- Written task
Look through the records below and give the number of lines holding the string "structure", nothing more.

* * * * * * *

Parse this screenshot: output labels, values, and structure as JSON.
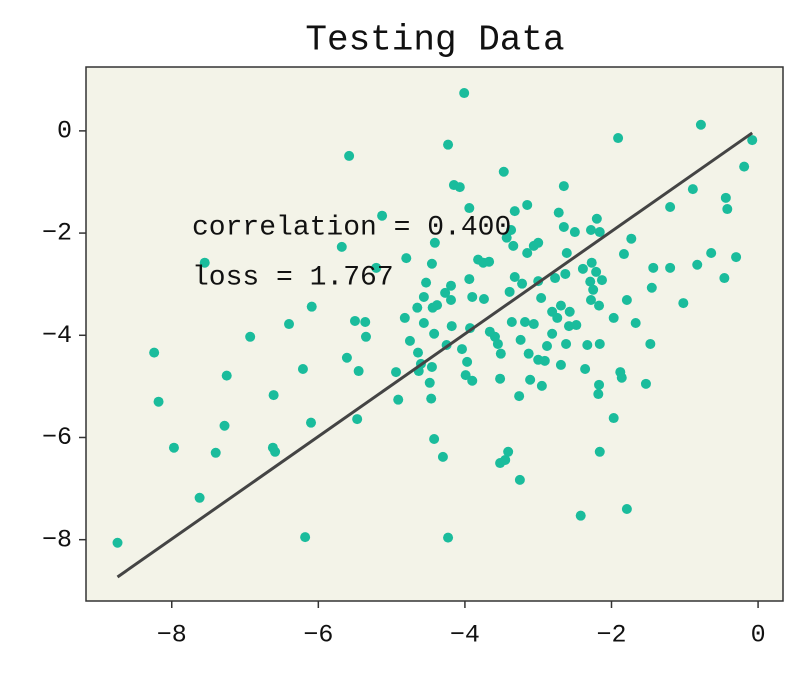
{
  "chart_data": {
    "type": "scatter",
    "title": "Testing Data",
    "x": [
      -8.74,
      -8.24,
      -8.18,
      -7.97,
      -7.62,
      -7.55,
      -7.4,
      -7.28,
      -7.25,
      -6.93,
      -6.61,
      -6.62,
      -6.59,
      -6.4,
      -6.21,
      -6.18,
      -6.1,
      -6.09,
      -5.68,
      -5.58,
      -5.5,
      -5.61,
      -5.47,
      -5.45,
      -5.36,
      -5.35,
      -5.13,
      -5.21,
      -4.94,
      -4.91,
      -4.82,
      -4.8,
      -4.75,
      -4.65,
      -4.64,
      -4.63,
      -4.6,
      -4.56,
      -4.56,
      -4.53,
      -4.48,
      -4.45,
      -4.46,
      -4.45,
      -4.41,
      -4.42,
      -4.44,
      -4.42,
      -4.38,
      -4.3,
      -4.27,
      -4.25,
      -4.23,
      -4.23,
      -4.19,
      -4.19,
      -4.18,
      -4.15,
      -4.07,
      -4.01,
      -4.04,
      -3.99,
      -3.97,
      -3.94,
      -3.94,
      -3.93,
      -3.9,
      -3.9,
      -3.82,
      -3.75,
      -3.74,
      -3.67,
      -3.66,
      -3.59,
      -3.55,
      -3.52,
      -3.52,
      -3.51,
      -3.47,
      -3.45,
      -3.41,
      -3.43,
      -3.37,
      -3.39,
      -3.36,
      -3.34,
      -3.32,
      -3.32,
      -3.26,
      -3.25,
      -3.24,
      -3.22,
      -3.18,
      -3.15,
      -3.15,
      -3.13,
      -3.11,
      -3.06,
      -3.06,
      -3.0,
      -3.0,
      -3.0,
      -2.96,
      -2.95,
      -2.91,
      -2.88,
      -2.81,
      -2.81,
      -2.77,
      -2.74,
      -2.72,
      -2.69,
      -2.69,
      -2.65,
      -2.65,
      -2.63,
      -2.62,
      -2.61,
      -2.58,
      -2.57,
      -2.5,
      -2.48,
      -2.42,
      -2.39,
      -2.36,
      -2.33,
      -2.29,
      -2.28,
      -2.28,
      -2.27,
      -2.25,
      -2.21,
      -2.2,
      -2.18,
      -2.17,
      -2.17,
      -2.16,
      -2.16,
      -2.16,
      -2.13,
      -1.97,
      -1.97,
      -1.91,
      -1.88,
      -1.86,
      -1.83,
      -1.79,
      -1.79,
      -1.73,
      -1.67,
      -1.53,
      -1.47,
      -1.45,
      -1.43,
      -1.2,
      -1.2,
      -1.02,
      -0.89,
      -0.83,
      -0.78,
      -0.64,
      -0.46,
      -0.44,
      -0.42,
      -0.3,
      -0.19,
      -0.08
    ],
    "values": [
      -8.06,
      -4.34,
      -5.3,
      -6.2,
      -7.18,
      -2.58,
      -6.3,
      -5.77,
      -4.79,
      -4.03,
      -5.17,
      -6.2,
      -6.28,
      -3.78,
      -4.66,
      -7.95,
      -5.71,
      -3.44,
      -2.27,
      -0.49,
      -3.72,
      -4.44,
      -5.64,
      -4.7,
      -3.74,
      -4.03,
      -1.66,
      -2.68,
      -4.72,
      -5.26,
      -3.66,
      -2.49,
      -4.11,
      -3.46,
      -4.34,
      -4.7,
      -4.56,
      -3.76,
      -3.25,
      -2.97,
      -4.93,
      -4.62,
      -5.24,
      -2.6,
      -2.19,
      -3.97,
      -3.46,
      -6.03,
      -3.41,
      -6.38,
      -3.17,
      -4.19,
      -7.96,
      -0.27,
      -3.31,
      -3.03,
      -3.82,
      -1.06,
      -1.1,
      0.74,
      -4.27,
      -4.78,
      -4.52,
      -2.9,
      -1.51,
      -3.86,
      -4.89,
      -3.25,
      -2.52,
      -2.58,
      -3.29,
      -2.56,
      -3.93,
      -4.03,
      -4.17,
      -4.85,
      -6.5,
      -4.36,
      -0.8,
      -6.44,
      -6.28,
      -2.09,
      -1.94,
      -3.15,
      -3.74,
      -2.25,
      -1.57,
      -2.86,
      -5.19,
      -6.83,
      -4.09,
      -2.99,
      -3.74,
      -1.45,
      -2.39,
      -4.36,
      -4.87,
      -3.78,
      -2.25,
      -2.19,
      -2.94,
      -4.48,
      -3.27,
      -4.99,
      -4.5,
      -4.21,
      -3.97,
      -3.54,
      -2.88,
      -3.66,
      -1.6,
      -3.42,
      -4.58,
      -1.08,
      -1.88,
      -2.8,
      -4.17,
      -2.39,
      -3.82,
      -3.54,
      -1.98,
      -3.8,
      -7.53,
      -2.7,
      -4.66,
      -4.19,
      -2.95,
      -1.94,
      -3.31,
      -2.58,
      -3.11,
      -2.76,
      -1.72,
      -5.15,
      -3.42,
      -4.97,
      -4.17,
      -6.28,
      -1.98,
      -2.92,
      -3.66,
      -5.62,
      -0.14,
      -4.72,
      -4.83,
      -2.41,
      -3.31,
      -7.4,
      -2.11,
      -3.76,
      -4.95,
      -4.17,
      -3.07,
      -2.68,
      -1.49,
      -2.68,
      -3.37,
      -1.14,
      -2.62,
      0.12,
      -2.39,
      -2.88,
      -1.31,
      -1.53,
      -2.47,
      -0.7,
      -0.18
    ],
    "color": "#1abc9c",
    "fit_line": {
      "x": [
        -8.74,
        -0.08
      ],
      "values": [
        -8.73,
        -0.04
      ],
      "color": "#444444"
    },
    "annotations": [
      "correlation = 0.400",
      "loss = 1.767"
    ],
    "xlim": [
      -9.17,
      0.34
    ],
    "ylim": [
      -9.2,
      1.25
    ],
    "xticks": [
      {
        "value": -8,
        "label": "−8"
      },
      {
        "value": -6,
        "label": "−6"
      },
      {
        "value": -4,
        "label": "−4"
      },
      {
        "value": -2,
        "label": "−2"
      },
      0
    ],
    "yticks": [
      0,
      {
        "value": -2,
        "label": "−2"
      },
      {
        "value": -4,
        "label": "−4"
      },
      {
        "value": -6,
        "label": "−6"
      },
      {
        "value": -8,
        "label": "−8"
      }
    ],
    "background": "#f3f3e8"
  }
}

* * * * * * *

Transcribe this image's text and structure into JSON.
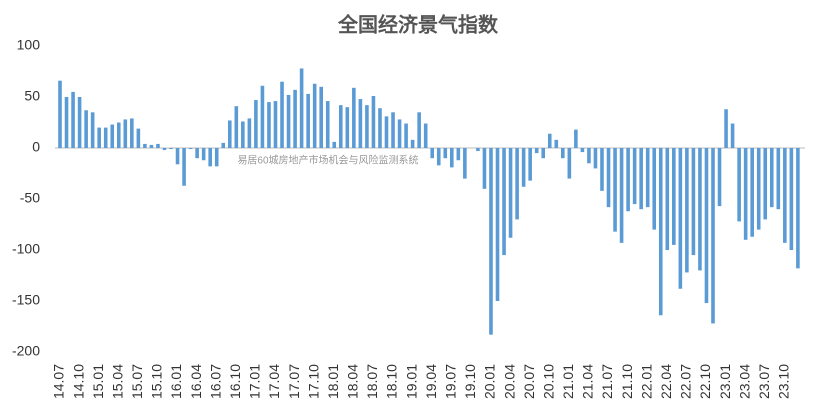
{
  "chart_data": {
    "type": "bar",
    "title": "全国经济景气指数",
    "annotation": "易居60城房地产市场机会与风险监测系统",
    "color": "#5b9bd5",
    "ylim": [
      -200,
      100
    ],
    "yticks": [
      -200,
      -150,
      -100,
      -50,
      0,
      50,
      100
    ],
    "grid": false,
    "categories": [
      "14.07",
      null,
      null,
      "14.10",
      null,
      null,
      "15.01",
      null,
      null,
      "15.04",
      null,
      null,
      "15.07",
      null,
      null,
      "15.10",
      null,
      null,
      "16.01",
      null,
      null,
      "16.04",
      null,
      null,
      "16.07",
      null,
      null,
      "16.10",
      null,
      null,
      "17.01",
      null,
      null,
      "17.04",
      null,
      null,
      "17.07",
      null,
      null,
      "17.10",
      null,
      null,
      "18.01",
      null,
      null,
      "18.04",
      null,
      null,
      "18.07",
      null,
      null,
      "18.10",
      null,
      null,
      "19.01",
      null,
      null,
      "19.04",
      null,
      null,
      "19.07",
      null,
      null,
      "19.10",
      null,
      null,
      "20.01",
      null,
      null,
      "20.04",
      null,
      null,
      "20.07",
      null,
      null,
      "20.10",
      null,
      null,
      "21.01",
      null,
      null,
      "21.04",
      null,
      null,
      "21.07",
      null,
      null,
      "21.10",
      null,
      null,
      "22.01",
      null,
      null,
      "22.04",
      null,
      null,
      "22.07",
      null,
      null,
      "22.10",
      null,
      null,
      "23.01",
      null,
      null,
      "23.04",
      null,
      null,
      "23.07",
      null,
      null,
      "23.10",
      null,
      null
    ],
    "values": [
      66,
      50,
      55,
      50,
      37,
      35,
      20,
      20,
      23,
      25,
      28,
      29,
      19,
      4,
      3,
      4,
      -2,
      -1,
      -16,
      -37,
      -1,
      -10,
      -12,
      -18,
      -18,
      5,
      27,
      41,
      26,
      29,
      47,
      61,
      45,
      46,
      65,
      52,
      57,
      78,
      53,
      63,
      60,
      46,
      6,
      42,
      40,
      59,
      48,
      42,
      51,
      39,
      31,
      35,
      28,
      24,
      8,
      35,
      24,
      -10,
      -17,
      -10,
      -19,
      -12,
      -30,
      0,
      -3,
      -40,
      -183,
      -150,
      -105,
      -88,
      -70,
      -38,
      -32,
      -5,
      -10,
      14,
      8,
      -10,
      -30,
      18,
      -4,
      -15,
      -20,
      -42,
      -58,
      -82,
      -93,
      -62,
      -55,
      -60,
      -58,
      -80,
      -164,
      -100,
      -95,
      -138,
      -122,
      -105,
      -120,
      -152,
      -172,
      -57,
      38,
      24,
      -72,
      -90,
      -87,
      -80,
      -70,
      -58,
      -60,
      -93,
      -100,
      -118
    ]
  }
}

* * * * * * *

- Task answer
2